**Requirement:**
Pick out the lines containing "name".

**Excerpted data:**

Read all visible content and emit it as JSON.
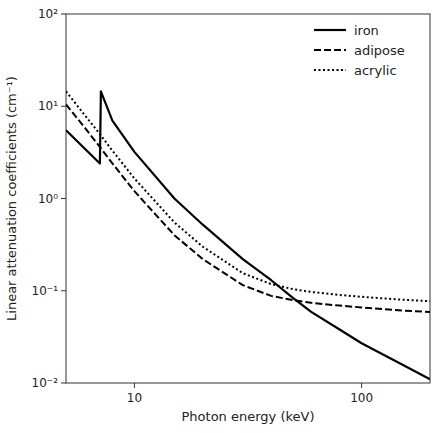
{
  "chart_data": {
    "type": "line",
    "xlabel": "Photon energy (keV)",
    "ylabel": "Linear attenuation coefficients (cm⁻¹)",
    "log": true,
    "xlim": [
      5,
      200
    ],
    "ylim": [
      0.01,
      100
    ],
    "xticks": [
      10,
      100
    ],
    "yticks": [
      {
        "value": 0.01,
        "label": "10⁻²"
      },
      {
        "value": 0.1,
        "label": "10⁻¹"
      },
      {
        "value": 1,
        "label": "10⁰"
      },
      {
        "value": 10,
        "label": "10¹"
      },
      {
        "value": 100,
        "label": "10²"
      }
    ],
    "grid": false,
    "legend": "upper right",
    "series": [
      {
        "name": "iron",
        "color": "#000000",
        "line_style": "solid",
        "x": [
          5.0,
          7.05,
          7.12,
          8.0,
          10.0,
          15.0,
          20.0,
          30.0,
          40.0,
          50.0,
          60.0,
          80.0,
          100.0,
          150.0,
          200.0
        ],
        "values": [
          5.5,
          2.4,
          14.5,
          7.0,
          3.2,
          1.0,
          0.52,
          0.22,
          0.13,
          0.083,
          0.059,
          0.038,
          0.027,
          0.016,
          0.011
        ]
      },
      {
        "name": "adipose",
        "color": "#000000",
        "line_style": "dashed",
        "x": [
          5.0,
          6.0,
          7.0,
          8.0,
          10.0,
          15.0,
          20.0,
          30.0,
          40.0,
          50.0,
          60.0,
          80.0,
          100.0,
          150.0,
          200.0
        ],
        "values": [
          10.5,
          6.0,
          3.7,
          2.4,
          1.2,
          0.4,
          0.22,
          0.115,
          0.088,
          0.079,
          0.074,
          0.069,
          0.066,
          0.061,
          0.059
        ]
      },
      {
        "name": "acrylic",
        "color": "#000000",
        "line_style": "dotted",
        "x": [
          5.0,
          6.0,
          7.0,
          8.0,
          10.0,
          15.0,
          20.0,
          30.0,
          40.0,
          50.0,
          60.0,
          80.0,
          100.0,
          150.0,
          200.0
        ],
        "values": [
          14.5,
          8.2,
          5.1,
          3.3,
          1.65,
          0.55,
          0.3,
          0.155,
          0.118,
          0.104,
          0.097,
          0.09,
          0.086,
          0.08,
          0.077
        ]
      }
    ]
  }
}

**In response:**
        "name": "iron",
        "name": "adipose",
        "name": "acrylic",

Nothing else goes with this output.